--- Source data ---
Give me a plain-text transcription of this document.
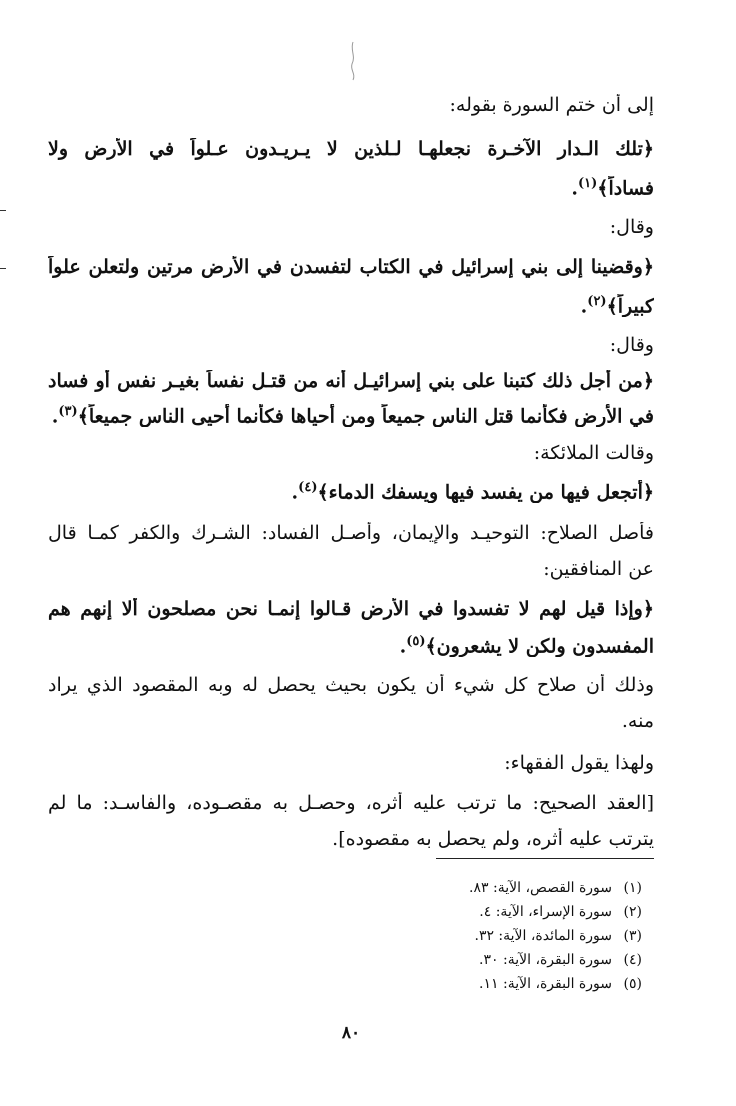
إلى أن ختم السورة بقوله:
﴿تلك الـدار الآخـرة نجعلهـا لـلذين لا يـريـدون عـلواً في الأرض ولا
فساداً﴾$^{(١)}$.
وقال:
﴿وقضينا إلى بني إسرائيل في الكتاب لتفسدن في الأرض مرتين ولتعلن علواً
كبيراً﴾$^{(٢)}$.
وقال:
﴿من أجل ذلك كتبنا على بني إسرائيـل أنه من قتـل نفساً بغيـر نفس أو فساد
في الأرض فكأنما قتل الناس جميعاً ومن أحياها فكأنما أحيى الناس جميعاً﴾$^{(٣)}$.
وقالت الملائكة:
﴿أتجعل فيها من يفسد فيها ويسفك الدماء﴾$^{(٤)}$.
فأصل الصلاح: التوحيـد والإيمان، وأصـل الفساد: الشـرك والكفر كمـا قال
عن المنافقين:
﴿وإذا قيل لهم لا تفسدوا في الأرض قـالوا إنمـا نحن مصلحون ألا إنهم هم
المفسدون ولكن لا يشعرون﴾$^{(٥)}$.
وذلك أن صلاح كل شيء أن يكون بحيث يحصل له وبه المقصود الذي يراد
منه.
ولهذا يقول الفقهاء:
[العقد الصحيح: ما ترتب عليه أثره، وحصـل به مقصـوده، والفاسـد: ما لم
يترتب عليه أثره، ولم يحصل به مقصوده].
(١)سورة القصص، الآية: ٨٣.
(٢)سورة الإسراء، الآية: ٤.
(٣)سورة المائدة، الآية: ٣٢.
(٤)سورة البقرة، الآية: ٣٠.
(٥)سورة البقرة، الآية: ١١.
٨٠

--- Exercise aim ---
Where a line contains "يحصل", copy that line.

--- Solved exercise ---
وذلك أن صلاح كل شيء أن يكون بحيث يحصل له وبه المقصود الذي يراد
يترتب عليه أثره، ولم يحصل به مقصوده].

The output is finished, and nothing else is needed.